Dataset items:
+ + + +

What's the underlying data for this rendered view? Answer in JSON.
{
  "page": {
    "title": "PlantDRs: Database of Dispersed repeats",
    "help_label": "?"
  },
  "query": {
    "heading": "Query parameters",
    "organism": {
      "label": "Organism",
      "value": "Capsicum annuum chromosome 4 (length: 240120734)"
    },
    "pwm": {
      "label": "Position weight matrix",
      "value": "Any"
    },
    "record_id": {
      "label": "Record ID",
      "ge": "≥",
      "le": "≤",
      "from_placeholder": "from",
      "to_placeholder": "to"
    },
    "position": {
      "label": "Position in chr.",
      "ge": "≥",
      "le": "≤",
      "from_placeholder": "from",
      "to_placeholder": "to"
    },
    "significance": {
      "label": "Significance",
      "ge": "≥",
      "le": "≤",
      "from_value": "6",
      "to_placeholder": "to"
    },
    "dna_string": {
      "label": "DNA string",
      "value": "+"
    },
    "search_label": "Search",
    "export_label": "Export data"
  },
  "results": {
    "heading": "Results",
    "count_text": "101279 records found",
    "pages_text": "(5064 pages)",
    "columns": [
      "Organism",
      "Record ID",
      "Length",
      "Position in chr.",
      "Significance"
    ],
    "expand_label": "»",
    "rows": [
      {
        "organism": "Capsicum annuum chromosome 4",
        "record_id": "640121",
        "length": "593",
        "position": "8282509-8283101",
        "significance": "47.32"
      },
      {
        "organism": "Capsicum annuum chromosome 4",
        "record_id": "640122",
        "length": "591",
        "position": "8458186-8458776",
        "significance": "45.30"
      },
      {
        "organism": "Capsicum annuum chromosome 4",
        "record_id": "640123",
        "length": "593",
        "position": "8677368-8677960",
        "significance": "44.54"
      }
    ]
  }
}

+ + + +

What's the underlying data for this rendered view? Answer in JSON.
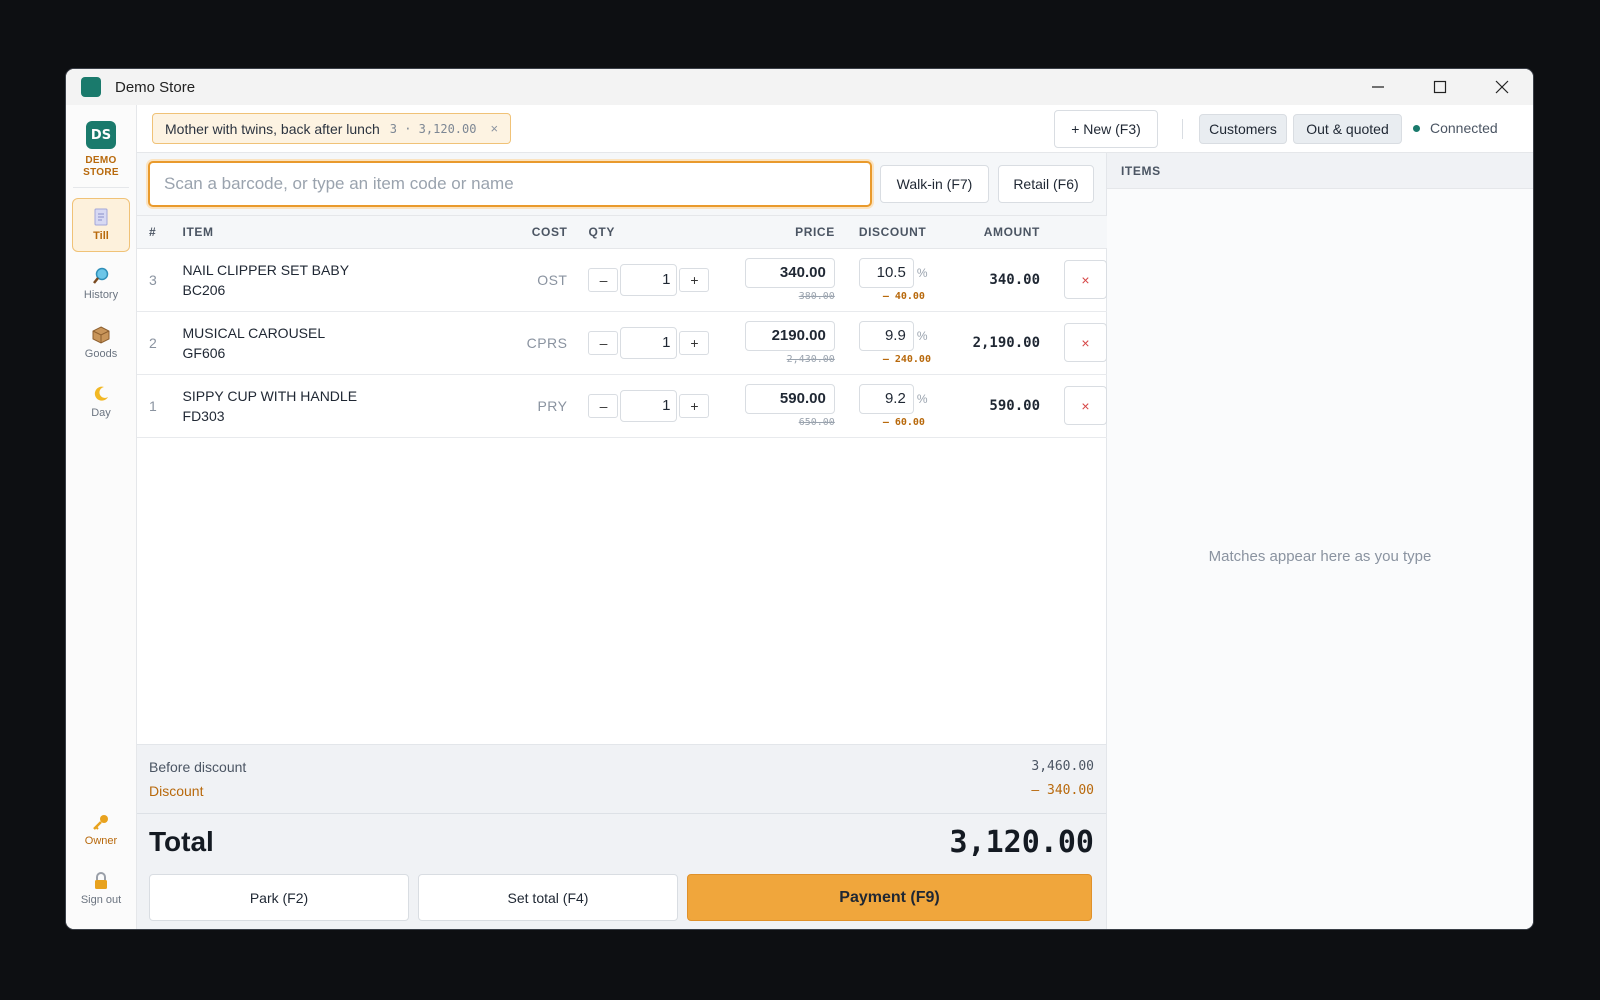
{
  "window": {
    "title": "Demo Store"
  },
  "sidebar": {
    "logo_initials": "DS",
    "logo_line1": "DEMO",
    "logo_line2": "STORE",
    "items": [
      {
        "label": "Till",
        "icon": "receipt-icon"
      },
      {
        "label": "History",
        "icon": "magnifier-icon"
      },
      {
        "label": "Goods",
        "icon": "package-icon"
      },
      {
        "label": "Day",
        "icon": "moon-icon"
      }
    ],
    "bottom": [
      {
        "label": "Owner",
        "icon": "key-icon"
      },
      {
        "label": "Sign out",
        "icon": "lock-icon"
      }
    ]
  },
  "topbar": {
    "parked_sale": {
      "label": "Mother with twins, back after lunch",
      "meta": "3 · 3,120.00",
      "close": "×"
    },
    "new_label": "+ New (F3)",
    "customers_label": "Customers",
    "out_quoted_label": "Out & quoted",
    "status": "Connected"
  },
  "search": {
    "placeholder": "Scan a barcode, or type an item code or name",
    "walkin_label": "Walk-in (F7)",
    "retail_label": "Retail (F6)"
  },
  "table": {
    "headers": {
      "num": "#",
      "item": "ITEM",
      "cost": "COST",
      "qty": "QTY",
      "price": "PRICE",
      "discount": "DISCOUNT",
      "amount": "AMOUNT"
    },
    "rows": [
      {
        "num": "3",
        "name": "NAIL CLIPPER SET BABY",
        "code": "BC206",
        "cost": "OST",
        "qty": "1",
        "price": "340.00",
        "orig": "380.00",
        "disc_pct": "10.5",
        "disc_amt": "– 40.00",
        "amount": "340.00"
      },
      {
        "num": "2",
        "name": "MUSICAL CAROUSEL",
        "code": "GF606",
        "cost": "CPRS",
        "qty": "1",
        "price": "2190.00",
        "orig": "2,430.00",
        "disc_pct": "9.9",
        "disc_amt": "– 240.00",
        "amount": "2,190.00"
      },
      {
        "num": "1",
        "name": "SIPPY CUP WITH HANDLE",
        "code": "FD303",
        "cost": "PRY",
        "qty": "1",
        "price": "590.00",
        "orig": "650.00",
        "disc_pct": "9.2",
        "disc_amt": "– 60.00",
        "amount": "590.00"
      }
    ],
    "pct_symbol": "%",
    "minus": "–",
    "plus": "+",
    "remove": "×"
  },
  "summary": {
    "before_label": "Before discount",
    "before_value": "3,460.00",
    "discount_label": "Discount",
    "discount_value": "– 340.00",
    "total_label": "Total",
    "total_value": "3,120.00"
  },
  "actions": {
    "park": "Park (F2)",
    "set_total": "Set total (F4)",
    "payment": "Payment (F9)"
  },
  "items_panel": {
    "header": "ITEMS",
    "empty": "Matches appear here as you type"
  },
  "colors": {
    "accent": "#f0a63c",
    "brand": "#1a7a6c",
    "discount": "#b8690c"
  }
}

+ + + +

Exercise aim —
Select, from the listing, all lines that include the word "amount".

Exercise answer —
      "amount": "AMOUNT"
        "amount": "340.00"
        "amount": "2,190.00"
        "amount": "590.00"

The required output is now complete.